• _WHAT TO PRODUCE_
Below are the records; reproduce all of them exactly but without any images.

• _ITEMS_
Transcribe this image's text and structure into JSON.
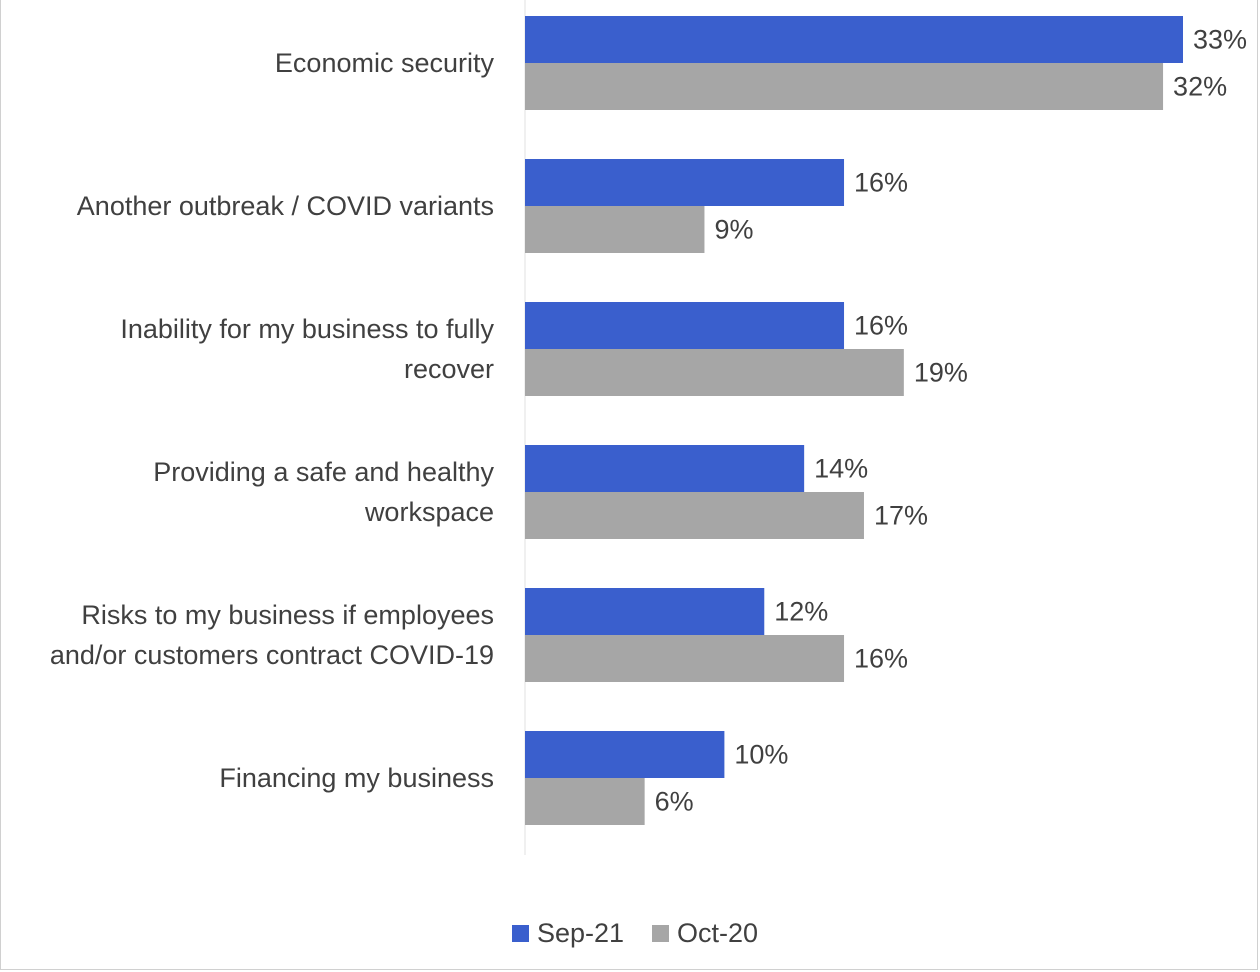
{
  "chart_data": {
    "type": "bar",
    "orientation": "horizontal",
    "categories": [
      "Economic security",
      "Another outbreak / COVID variants",
      "Inability for my business to fully recover",
      "Providing a safe and healthy workspace",
      "Risks to my business if employees and/or customers contract COVID-19",
      "Financing my business"
    ],
    "category_lines": [
      [
        "Economic security"
      ],
      [
        "Another outbreak / COVID variants"
      ],
      [
        "Inability for my business to fully",
        "recover"
      ],
      [
        "Providing a safe and healthy",
        "workspace"
      ],
      [
        "Risks to my business if employees",
        "and/or customers contract COVID-19"
      ],
      [
        "Financing my business"
      ]
    ],
    "series": [
      {
        "name": "Sep-21",
        "color": "#3a5fcd",
        "values": [
          33,
          16,
          16,
          14,
          12,
          10
        ],
        "labels": [
          "33%",
          "16%",
          "16%",
          "14%",
          "12%",
          "10%"
        ]
      },
      {
        "name": "Oct-20",
        "color": "#a6a6a6",
        "values": [
          32,
          9,
          19,
          17,
          16,
          6
        ],
        "labels": [
          "32%",
          "9%",
          "19%",
          "17%",
          "16%",
          "6%"
        ]
      }
    ],
    "xlim": [
      0,
      33
    ],
    "grid": false,
    "legend": "bottom-center",
    "title": "",
    "xlabel": "",
    "ylabel": ""
  }
}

• _THE COMPLETED TASK_
Transcribe this image's text and structure into JSON.
{
  "chart_data": {
    "type": "bar",
    "orientation": "horizontal",
    "categories": [
      "Economic security",
      "Another outbreak / COVID variants",
      "Inability for my business to fully recover",
      "Providing a safe and healthy workspace",
      "Risks to my business if employees and/or customers contract COVID-19",
      "Financing my business"
    ],
    "category_lines": [
      [
        "Economic security"
      ],
      [
        "Another outbreak / COVID variants"
      ],
      [
        "Inability for my business to fully",
        "recover"
      ],
      [
        "Providing a safe and healthy",
        "workspace"
      ],
      [
        "Risks to my business if employees",
        "and/or customers contract COVID-19"
      ],
      [
        "Financing my business"
      ]
    ],
    "series": [
      {
        "name": "Sep-21",
        "color": "#3a5fcd",
        "values": [
          33,
          16,
          16,
          14,
          12,
          10
        ],
        "labels": [
          "33%",
          "16%",
          "16%",
          "14%",
          "12%",
          "10%"
        ]
      },
      {
        "name": "Oct-20",
        "color": "#a6a6a6",
        "values": [
          32,
          9,
          19,
          17,
          16,
          6
        ],
        "labels": [
          "32%",
          "9%",
          "19%",
          "17%",
          "16%",
          "6%"
        ]
      }
    ],
    "xlim": [
      0,
      33
    ],
    "grid": false,
    "legend": "bottom-center",
    "title": "",
    "xlabel": "",
    "ylabel": ""
  }
}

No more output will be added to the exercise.